Starting at the first line and ending at the line that contains "staticText: 7 <box>106 448 121 483</box>", write the lines out again with "Reset password?" substituted for "Forgot password?" and nothing else changed.

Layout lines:
-------------------------
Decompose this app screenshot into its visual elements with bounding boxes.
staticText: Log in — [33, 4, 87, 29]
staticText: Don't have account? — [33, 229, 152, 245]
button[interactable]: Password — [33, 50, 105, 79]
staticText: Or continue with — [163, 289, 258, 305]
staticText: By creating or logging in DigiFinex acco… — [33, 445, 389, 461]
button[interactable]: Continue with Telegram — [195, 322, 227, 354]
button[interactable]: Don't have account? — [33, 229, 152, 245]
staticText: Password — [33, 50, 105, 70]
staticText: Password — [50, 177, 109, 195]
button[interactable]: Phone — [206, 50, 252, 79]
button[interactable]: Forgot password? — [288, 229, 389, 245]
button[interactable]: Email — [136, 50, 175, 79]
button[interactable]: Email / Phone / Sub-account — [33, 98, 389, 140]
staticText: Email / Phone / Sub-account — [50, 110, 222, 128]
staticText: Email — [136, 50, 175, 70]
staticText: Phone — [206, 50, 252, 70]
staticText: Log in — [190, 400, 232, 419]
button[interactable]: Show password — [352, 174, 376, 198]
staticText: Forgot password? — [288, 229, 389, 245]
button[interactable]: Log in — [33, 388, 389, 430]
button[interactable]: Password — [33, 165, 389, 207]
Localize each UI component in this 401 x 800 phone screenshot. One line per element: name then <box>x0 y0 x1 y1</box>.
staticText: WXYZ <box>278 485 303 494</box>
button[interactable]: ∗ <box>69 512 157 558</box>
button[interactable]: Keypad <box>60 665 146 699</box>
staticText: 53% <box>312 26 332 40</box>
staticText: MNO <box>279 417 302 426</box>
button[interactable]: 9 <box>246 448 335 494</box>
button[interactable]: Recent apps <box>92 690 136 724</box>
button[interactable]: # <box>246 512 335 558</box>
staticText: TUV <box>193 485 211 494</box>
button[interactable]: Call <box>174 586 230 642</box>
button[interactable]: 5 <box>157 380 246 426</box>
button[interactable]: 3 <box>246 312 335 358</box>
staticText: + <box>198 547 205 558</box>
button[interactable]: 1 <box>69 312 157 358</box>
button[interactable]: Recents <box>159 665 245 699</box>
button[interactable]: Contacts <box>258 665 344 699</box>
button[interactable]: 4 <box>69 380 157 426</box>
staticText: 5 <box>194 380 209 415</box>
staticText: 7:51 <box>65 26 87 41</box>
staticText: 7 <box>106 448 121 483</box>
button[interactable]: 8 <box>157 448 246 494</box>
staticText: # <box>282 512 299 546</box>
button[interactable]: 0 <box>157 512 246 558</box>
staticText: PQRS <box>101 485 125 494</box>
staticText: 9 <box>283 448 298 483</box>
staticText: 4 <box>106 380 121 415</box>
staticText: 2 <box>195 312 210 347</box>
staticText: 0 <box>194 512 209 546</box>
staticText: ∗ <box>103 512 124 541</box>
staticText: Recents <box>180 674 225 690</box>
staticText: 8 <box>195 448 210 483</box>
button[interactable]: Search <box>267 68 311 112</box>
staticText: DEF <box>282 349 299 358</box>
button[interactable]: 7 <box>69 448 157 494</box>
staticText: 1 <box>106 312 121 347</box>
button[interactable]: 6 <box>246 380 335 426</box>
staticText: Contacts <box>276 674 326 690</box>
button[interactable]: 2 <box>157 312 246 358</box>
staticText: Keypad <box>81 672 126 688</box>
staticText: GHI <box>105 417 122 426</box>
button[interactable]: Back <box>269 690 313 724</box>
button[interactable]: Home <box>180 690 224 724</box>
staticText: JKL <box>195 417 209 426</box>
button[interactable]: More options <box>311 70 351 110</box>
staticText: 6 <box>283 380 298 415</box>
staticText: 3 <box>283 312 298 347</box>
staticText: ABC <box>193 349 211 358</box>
-------------------------
Written response:
Decompose this app screenshot into its visual elements with bounding boxes.
staticText: Log in — [33, 4, 87, 29]
staticText: Don't have account? — [33, 229, 152, 245]
button[interactable]: Password — [33, 50, 105, 79]
staticText: Or continue with — [163, 289, 258, 305]
staticText: By creating or logging in DigiFinex acco… — [33, 445, 389, 461]
button[interactable]: Continue with Telegram — [195, 322, 227, 354]
button[interactable]: Don't have account? — [33, 229, 152, 245]
staticText: Password — [33, 50, 105, 70]
staticText: Password — [50, 177, 109, 195]
button[interactable]: Phone — [206, 50, 252, 79]
button[interactable]: Reset password? — [288, 229, 389, 245]
button[interactable]: Email — [136, 50, 175, 79]
button[interactable]: Email / Phone / Sub-account — [33, 98, 389, 140]
staticText: Email / Phone / Sub-account — [50, 110, 222, 128]
staticText: Email — [136, 50, 175, 70]
staticText: Phone — [206, 50, 252, 70]
staticText: Log in — [190, 400, 232, 419]
button[interactable]: Show password — [352, 174, 376, 198]
staticText: Reset password? — [288, 229, 389, 245]
button[interactable]: Log in — [33, 388, 389, 430]
button[interactable]: Password — [33, 165, 389, 207]
Localize each UI component in this 401 x 800 phone screenshot. One line per element: name then <box>x0 y0 x1 y1</box>.
staticText: WXYZ <box>278 485 303 494</box>
button[interactable]: ∗ <box>69 512 157 558</box>
button[interactable]: Keypad <box>60 665 146 699</box>
staticText: 53% <box>312 26 332 40</box>
staticText: MNO <box>279 417 302 426</box>
button[interactable]: 9 <box>246 448 335 494</box>
button[interactable]: Recent apps <box>92 690 136 724</box>
button[interactable]: # <box>246 512 335 558</box>
staticText: TUV <box>193 485 211 494</box>
button[interactable]: Call <box>174 586 230 642</box>
button[interactable]: 5 <box>157 380 246 426</box>
button[interactable]: 3 <box>246 312 335 358</box>
staticText: + <box>198 547 205 558</box>
button[interactable]: 1 <box>69 312 157 358</box>
button[interactable]: Recents <box>159 665 245 699</box>
button[interactable]: Contacts <box>258 665 344 699</box>
button[interactable]: 4 <box>69 380 157 426</box>
staticText: 5 <box>194 380 209 415</box>
staticText: 7:51 <box>65 26 87 41</box>
staticText: 7 <box>106 448 121 483</box>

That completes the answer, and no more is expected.